#### ITEMS:

+-------+

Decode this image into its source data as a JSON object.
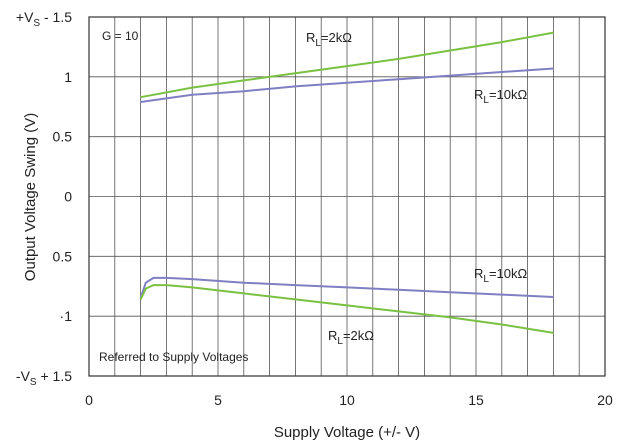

+-------+

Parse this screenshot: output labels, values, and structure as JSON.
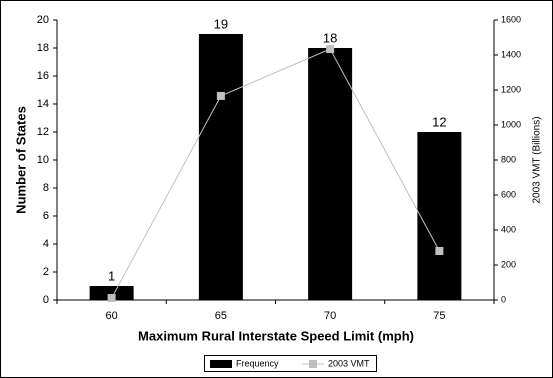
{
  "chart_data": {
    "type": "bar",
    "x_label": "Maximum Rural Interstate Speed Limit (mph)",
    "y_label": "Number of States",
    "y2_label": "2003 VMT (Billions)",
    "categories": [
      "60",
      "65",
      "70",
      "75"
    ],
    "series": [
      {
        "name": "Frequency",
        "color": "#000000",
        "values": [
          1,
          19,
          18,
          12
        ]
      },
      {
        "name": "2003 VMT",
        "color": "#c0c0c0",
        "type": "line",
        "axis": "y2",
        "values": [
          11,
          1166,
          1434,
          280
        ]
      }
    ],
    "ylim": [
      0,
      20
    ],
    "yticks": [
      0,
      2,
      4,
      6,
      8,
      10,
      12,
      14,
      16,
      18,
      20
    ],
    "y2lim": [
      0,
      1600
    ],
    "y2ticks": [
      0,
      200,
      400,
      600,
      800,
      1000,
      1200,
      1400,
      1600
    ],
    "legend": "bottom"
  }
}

+-------+

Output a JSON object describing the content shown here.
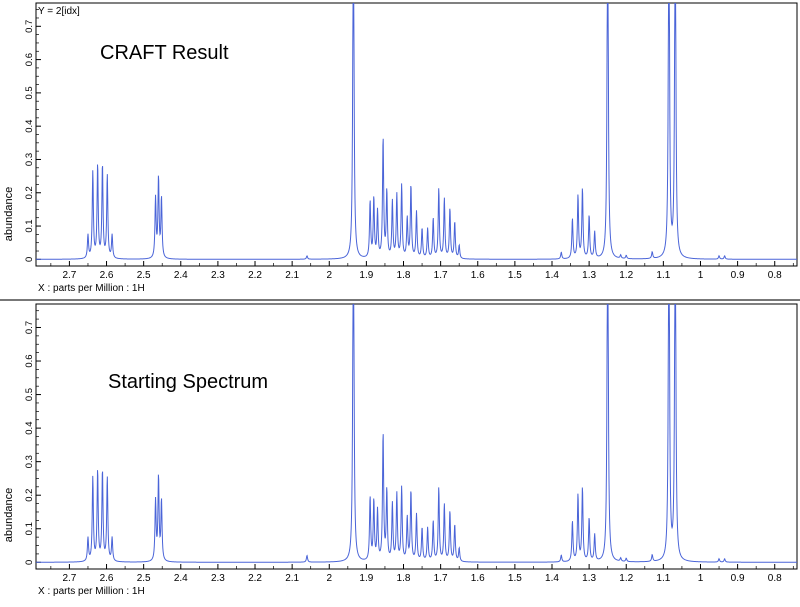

+-------+

#### STATED PROBLEM:
Copy each line of the records containing the string "object".

#### ANSWER:
Decode this image into its source data as a JSON object.
Output a JSON object describing the content shown here.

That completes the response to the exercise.